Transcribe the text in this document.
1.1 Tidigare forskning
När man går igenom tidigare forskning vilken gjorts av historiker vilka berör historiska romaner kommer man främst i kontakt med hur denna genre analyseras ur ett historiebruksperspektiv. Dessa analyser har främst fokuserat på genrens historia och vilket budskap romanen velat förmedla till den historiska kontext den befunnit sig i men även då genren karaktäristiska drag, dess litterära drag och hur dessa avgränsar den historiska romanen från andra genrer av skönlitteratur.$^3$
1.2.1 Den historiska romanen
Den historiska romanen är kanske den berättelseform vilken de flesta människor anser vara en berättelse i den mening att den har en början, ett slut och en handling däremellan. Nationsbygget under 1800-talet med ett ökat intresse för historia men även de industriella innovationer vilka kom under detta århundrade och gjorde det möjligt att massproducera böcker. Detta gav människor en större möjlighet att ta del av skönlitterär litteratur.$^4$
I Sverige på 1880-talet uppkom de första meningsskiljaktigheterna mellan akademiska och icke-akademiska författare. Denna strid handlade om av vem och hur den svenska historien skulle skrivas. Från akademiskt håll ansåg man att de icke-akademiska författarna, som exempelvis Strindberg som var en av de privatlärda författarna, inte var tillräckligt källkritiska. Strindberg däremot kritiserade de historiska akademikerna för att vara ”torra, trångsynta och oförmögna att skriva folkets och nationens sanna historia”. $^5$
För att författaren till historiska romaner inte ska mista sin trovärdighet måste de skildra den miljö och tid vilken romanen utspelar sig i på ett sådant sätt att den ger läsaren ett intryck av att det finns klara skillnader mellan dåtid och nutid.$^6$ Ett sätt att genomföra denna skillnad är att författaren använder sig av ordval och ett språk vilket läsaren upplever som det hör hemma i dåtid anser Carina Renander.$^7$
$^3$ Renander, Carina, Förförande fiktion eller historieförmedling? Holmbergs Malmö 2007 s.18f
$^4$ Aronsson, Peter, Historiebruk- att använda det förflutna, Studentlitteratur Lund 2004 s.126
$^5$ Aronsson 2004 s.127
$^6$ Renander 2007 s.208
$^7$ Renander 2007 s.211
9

==========

_Exercise objective_.
Within the entries above, how many lines hold the string "Aronsson"? State the number with no other words.

_Response area_.
2